* _TEXT SEGMENT_
------------

It’s the far future. People go to space now. A spaceship full of exhausted working Joes is sent to investigate a spooky distress call (Alien) from a ship that was supposedly lost years ago. Among the working Joes is Sam Neill, whose wife killed herself (Solaris) and who is now haunted by strange space visions of her (Solaris) which seem to be aggravated by the presence of the spooky space ship (Solaris, this whole thing with Sam Neill is Solaris, just roll with it). The reason the spooky ship disappeared and then re-appeared is that it has been… TO HELL!!!!! Which, I guess, is in space now. Hell is a place where people mutilate each other and do strange sex tortures (Hellraiser). Going to Hell has changed the ship. It is now haunted! But also alive! Filled with its own malevolent consciousness and urge to be spooky! (The Shining.) It torments all the crew members by showing them images of their deepest traumas (Solaris) and in particular tempts Sam Neill until he decides he wants to murder everyone and live in the spooky haunted place for all eternity (The Shining) and gets him super into sex tortures until he shaves his head and gives himself alarming facial scarring and wanders around being British at people (Hellraiser) until nearly every last one of the working space-Joes is dead (Alien).

------------

* _GIVEN DATA_
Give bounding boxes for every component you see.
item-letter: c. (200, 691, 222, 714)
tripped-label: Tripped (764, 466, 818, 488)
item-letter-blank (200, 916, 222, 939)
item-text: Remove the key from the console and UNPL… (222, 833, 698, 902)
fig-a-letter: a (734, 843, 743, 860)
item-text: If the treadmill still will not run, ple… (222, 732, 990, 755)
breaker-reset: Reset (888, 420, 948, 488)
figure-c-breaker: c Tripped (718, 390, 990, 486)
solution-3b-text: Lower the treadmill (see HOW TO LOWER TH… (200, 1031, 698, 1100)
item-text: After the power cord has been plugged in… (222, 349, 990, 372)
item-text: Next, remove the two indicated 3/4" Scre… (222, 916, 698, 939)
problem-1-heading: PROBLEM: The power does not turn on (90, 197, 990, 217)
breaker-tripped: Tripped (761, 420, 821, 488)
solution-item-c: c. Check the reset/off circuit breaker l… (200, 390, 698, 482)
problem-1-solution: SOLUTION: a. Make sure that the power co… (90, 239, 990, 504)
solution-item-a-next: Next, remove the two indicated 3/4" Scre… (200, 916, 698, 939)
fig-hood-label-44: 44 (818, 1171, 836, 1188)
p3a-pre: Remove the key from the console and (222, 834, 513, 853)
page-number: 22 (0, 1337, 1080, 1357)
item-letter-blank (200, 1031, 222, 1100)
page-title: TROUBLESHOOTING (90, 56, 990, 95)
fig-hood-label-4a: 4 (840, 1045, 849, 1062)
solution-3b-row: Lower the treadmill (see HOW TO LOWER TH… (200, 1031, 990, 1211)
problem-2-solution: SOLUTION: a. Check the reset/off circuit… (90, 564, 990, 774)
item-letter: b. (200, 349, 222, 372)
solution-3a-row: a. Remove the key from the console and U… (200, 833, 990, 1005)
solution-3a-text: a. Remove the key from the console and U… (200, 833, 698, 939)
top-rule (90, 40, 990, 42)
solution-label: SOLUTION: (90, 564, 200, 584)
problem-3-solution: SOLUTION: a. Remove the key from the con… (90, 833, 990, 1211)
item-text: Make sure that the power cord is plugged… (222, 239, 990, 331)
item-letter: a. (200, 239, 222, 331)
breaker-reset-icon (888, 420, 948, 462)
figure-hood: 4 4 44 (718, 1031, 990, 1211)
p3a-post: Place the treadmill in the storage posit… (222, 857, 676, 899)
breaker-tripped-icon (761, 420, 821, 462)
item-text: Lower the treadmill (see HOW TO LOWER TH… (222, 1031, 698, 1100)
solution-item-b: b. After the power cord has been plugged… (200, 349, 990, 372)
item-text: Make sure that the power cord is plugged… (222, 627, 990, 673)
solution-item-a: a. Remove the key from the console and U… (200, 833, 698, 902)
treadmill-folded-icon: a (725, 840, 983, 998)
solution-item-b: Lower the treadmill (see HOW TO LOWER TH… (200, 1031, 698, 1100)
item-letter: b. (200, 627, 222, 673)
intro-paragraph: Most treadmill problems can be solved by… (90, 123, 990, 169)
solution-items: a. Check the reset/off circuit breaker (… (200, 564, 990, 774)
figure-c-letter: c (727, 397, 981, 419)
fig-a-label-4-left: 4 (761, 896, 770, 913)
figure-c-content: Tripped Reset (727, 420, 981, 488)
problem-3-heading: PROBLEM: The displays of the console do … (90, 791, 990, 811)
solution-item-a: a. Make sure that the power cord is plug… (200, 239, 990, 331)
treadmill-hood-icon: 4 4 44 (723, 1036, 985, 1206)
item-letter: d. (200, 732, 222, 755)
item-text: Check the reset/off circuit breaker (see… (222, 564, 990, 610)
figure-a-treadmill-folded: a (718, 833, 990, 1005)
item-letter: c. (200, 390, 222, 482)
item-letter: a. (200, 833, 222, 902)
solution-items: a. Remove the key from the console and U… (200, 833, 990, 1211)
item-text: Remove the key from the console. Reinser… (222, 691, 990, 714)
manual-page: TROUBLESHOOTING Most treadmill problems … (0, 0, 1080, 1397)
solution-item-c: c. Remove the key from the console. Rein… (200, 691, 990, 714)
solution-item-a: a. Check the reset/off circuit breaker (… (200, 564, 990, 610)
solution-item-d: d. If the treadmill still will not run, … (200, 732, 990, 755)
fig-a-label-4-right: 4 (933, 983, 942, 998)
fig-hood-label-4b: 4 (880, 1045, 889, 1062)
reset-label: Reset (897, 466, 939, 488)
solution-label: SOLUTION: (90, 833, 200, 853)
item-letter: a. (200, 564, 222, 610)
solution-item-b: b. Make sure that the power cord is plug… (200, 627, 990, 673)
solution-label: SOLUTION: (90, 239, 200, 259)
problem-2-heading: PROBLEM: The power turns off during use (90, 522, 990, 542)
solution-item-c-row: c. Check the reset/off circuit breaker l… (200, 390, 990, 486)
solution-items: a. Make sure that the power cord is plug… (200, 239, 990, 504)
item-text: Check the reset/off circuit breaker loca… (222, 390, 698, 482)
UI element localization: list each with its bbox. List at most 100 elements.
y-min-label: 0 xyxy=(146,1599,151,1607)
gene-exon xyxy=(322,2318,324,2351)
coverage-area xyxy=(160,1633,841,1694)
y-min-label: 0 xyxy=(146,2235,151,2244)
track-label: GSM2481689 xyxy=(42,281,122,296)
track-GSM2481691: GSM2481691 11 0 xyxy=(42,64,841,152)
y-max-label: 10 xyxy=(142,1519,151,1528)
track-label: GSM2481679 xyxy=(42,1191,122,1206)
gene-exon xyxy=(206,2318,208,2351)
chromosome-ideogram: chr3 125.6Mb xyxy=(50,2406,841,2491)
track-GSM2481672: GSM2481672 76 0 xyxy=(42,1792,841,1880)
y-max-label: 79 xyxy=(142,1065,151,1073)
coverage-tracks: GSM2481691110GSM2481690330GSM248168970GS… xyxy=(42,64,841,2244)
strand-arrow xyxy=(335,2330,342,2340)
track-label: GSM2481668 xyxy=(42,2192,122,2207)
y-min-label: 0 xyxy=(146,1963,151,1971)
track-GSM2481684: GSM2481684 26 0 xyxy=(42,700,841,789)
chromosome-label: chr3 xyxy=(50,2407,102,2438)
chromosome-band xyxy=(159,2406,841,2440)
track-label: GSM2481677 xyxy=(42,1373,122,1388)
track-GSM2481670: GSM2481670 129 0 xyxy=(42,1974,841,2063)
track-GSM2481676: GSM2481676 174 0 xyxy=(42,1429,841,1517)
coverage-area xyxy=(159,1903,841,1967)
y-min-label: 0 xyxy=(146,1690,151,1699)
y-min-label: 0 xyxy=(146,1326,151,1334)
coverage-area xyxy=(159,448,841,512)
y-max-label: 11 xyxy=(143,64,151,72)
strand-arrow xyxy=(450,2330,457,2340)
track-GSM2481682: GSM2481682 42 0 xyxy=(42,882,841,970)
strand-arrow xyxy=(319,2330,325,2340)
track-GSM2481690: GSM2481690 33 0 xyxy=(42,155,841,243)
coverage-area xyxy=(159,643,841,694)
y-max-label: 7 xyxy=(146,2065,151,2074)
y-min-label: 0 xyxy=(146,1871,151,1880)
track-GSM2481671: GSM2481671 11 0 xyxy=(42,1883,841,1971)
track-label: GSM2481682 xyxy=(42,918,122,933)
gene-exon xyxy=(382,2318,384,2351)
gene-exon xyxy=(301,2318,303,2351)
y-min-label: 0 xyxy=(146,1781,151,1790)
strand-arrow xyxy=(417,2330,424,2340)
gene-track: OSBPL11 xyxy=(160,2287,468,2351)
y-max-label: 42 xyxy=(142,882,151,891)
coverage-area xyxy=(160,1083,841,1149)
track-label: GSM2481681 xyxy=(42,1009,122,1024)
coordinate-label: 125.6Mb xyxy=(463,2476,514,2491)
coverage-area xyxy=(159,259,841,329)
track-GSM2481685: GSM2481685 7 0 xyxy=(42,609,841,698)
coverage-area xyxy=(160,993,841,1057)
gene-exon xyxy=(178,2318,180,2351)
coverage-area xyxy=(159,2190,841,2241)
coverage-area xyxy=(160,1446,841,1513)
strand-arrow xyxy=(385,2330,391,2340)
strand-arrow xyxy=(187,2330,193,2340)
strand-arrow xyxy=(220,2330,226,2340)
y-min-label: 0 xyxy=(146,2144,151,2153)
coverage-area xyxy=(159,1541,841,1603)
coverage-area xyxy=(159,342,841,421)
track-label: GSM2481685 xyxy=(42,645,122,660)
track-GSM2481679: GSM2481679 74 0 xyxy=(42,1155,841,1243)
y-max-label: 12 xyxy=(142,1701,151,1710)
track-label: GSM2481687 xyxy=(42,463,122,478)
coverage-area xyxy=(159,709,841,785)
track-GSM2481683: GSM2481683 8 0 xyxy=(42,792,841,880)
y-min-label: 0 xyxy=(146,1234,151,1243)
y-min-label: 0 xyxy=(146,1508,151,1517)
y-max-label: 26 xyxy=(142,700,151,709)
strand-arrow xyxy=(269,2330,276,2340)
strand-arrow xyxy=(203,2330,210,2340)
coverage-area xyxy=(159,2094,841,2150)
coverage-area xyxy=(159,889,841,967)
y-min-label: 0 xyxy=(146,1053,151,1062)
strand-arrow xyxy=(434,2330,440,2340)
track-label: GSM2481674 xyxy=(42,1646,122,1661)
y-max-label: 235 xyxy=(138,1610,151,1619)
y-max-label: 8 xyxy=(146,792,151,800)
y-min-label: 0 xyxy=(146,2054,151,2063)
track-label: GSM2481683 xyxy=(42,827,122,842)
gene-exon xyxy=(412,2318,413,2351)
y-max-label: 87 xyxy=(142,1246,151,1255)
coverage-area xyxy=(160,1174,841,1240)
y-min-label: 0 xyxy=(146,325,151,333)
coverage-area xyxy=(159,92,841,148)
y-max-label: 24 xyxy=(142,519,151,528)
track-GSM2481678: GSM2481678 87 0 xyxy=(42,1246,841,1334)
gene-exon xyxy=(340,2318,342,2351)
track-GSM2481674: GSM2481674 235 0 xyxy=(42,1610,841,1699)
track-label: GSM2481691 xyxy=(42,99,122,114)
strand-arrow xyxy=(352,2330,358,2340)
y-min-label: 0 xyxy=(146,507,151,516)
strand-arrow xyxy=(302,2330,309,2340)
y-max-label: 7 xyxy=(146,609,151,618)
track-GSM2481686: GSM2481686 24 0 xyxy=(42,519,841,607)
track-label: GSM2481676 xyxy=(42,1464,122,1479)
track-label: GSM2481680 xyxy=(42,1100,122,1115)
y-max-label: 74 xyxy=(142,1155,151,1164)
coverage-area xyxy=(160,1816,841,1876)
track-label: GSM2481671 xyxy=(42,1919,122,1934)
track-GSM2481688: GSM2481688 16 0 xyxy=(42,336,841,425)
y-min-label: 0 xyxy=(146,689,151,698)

------------

* _TO DO_
A – In the space-horror plot summary, what reason is given for the lost ship disappearing and then reappearing, and what did that do to the ship? Answer in one to three sentences.
B – Answer these questions on the space-horror plot summary, one per line, marked (i), (ii), (iii):
(i) What is the crew sent to investigate?
(ii) What happened to Sam Neill's wife?
(iii) What does Sam Neill do to his own appearance?
C – Carry on the space-horror plot summary from its last sentence, in the same voice.
The records have no connection to the space-horror plot summary.

* _SET OF ANSWERS_
A – The ship vanished and came back because it had been to Hell, which the summary says is apparently in space now. Going there changed the ship: it is now haunted and also alive, filled with its own malevolent consciousness.

B –
(i) A spooky distress call from a ship that was supposedly lost years ago.
(ii) She killed herself.
(iii) He shaves his head and gives himself alarming facial scarring.

C –
None of this is even a little bit subtle, by the way.

You can process Event Horizon as a derivative mashup of several better movies — the Girl Talk of horror — and that assessment, objectively, would be correct. But try to imagine how this looks when you haven’t seen any of those better movies yet, and you find yourself suddenly watching something that is The Shining and Alien and Solaris and Hellraiser all at the same time. It’s stupid, and it’s cheesy, and it’s derivative, and it was made in the late ‘90s, so there’s bad CGI and techno music all over everything, and to you, the little kid who just started watching horror movies at sleepovers, it is completely, mindblowingly fucking awesome. To me, the adult who still idly watches Event Horizon while answering e-mails, it still is.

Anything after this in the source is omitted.